▸ Task statement:
Leave out the images and repeat the listing below without a single change.
┌──
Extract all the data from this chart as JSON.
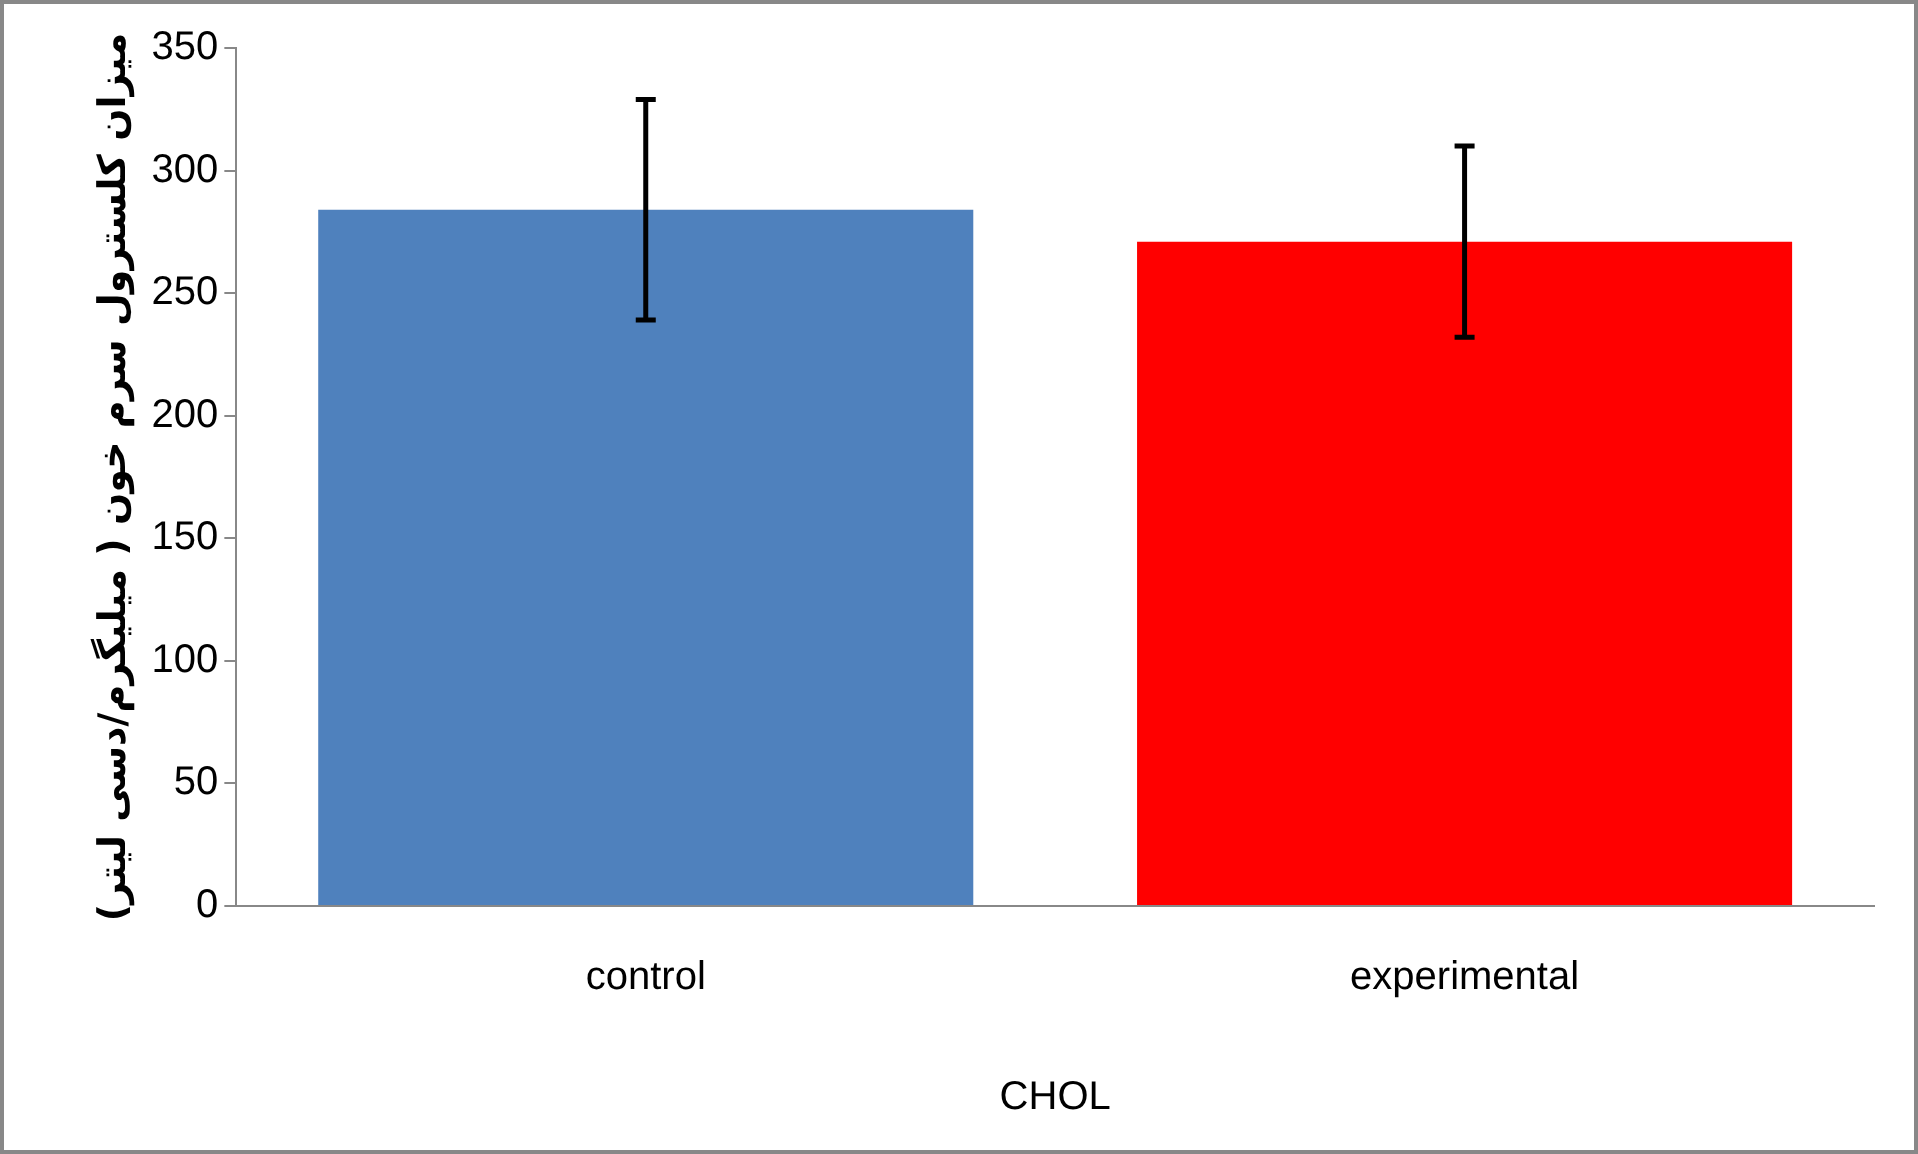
{
  "chart_data": {
    "type": "bar",
    "ylabel": "میزان کلسترول سرم خون ( میلیگرم/دسی لیتر)",
    "xlabel": "CHOL",
    "categories": [
      "control",
      "experimental"
    ],
    "values": [
      284,
      271
    ],
    "colors": [
      "#4f81bd",
      "#ff0000"
    ],
    "errors": [
      45,
      39
    ],
    "ylim": [
      0,
      350
    ],
    "yticks": [
      0,
      50,
      100,
      150,
      200,
      250,
      300,
      350
    ],
    "grid": false,
    "legend": false
  }
}
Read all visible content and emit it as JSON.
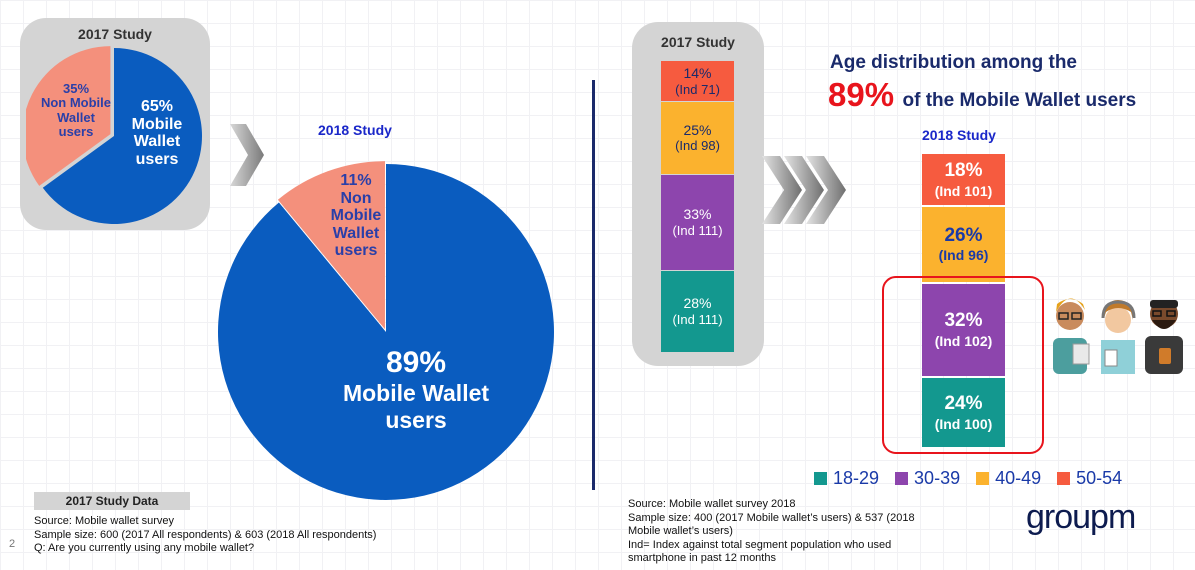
{
  "page_number": "2",
  "left": {
    "study2017_label": "2017 Study",
    "study2018_label": "2018 Study",
    "study_data_label": "2017 Study Data",
    "notes": [
      "Source: Mobile wallet survey",
      "Sample size: 600 (2017 All respondents) & 603 (2018 All respondents)",
      "Q: Are you currently using any mobile wallet?"
    ]
  },
  "right": {
    "study2017_label": "2017 Study",
    "study2018_label": "2018 Study",
    "headline_line1": "Age distribution among the",
    "headline_pct": "89%",
    "headline_rest": "of the Mobile Wallet users",
    "notes": [
      "Source: Mobile wallet survey 2018",
      "Sample size: 400 (2017 Mobile wallet’s users) & 537 (2018",
      "Mobile wallet’s users)",
      "Ind= Index against total segment population who used",
      "smartphone in past 12 months"
    ]
  },
  "logo": "groupm",
  "colors": {
    "blue": "#0a5cbf",
    "salmon": "#f4907c",
    "teal": "#13988f",
    "purple": "#8d45ad",
    "orange": "#fbb22e",
    "red_orange": "#f65b3f",
    "headline_red": "#e8141c"
  },
  "chart_data": [
    {
      "type": "pie",
      "title": "2017 Study",
      "slices": [
        {
          "name": "Mobile Wallet users",
          "value": 65,
          "label_lines": [
            "65%",
            "Mobile",
            "Wallet",
            "users"
          ]
        },
        {
          "name": "Non Mobile Wallet users",
          "value": 35,
          "label_lines": [
            "35%",
            "Non Mobile",
            "Wallet",
            "users"
          ]
        }
      ]
    },
    {
      "type": "pie",
      "title": "2018 Study",
      "slices": [
        {
          "name": "Mobile Wallet users",
          "value": 89,
          "label_lines": [
            "89%",
            "Mobile Wallet",
            "users"
          ]
        },
        {
          "name": "Non Mobile Wallet users",
          "value": 11,
          "label_lines": [
            "11%",
            "Non",
            "Mobile",
            "Wallet",
            "users"
          ]
        }
      ]
    },
    {
      "type": "bar",
      "stacked": true,
      "title": "2017 Study",
      "segments": [
        {
          "name": "18-29",
          "value": 28,
          "label": "28%",
          "index": "(Ind 111)"
        },
        {
          "name": "30-39",
          "value": 33,
          "label": "33%",
          "index": "(Ind 111)"
        },
        {
          "name": "40-49",
          "value": 25,
          "label": "25%",
          "index": "(Ind 98)"
        },
        {
          "name": "50-54",
          "value": 14,
          "label": "14%",
          "index": "(Ind 71)"
        }
      ]
    },
    {
      "type": "bar",
      "stacked": true,
      "title": "2018 Study",
      "segments": [
        {
          "name": "18-29",
          "value": 24,
          "label": "24%",
          "index": "(Ind 100)"
        },
        {
          "name": "30-39",
          "value": 32,
          "label": "32%",
          "index": "(Ind 102)"
        },
        {
          "name": "40-49",
          "value": 26,
          "label": "26%",
          "index": "(Ind 96)"
        },
        {
          "name": "50-54",
          "value": 18,
          "label": "18%",
          "index": "(Ind 101)"
        }
      ],
      "legend": [
        "18-29",
        "30-39",
        "40-49",
        "50-54"
      ],
      "legend_position": "bottom"
    }
  ]
}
└──
▸ Exercise output:
Extract all the data from this chart as JSON.
{
  "chart_data": {
    "type": "bar",
    "ylabel": "میزان کلسترول سرم خون ( میلیگرم/دسی لیتر)",
    "xlabel": "CHOL",
    "categories": [
      "control",
      "experimental"
    ],
    "values": [
      284,
      271
    ],
    "colors": [
      "#4f81bd",
      "#ff0000"
    ],
    "errors": [
      45,
      39
    ],
    "ylim": [
      0,
      350
    ],
    "yticks": [
      0,
      50,
      100,
      150,
      200,
      250,
      300,
      350
    ],
    "grid": false,
    "legend": false
  }
}
Read all visible content and emit it as JSON.
{
  "page_number": "2",
  "left": {
    "study2017_label": "2017 Study",
    "study2018_label": "2018 Study",
    "study_data_label": "2017 Study Data",
    "notes": [
      "Source: Mobile wallet survey",
      "Sample size: 600 (2017 All respondents) & 603 (2018 All respondents)",
      "Q: Are you currently using any mobile wallet?"
    ]
  },
  "right": {
    "study2017_label": "2017 Study",
    "study2018_label": "2018 Study",
    "headline_line1": "Age distribution among the",
    "headline_pct": "89%",
    "headline_rest": "of the Mobile Wallet users",
    "notes": [
      "Source: Mobile wallet survey 2018",
      "Sample size: 400 (2017 Mobile wallet’s users) & 537 (2018",
      "Mobile wallet’s users)",
      "Ind= Index against total segment population who used",
      "smartphone in past 12 months"
    ]
  },
  "logo": "groupm",
  "colors": {
    "blue": "#0a5cbf",
    "salmon": "#f4907c",
    "teal": "#13988f",
    "purple": "#8d45ad",
    "orange": "#fbb22e",
    "red_orange": "#f65b3f",
    "headline_red": "#e8141c"
  },
  "chart_data": [
    {
      "type": "pie",
      "title": "2017 Study",
      "slices": [
        {
          "name": "Mobile Wallet users",
          "value": 65,
          "label_lines": [
            "65%",
            "Mobile",
            "Wallet",
            "users"
          ]
        },
        {
          "name": "Non Mobile Wallet users",
          "value": 35,
          "label_lines": [
            "35%",
            "Non Mobile",
            "Wallet",
            "users"
          ]
        }
      ]
    },
    {
      "type": "pie",
      "title": "2018 Study",
      "slices": [
        {
          "name": "Mobile Wallet users",
          "value": 89,
          "label_lines": [
            "89%",
            "Mobile Wallet",
            "users"
          ]
        },
        {
          "name": "Non Mobile Wallet users",
          "value": 11,
          "label_lines": [
            "11%",
            "Non",
            "Mobile",
            "Wallet",
            "users"
          ]
        }
      ]
    },
    {
      "type": "bar",
      "stacked": true,
      "title": "2017 Study",
      "segments": [
        {
          "name": "18-29",
          "value": 28,
          "label": "28%",
          "index": "(Ind 111)"
        },
        {
          "name": "30-39",
          "value": 33,
          "label": "33%",
          "index": "(Ind 111)"
        },
        {
          "name": "40-49",
          "value": 25,
          "label": "25%",
          "index": "(Ind 98)"
        },
        {
          "name": "50-54",
          "value": 14,
          "label": "14%",
          "index": "(Ind 71)"
        }
      ]
    },
    {
      "type": "bar",
      "stacked": true,
      "title": "2018 Study",
      "segments": [
        {
          "name": "18-29",
          "value": 24,
          "label": "24%",
          "index": "(Ind 100)"
        },
        {
          "name": "30-39",
          "value": 32,
          "label": "32%",
          "index": "(Ind 102)"
        },
        {
          "name": "40-49",
          "value": 26,
          "label": "26%",
          "index": "(Ind 96)"
        },
        {
          "name": "50-54",
          "value": 18,
          "label": "18%",
          "index": "(Ind 101)"
        }
      ],
      "legend": [
        "18-29",
        "30-39",
        "40-49",
        "50-54"
      ],
      "legend_position": "bottom"
    }
  ]
}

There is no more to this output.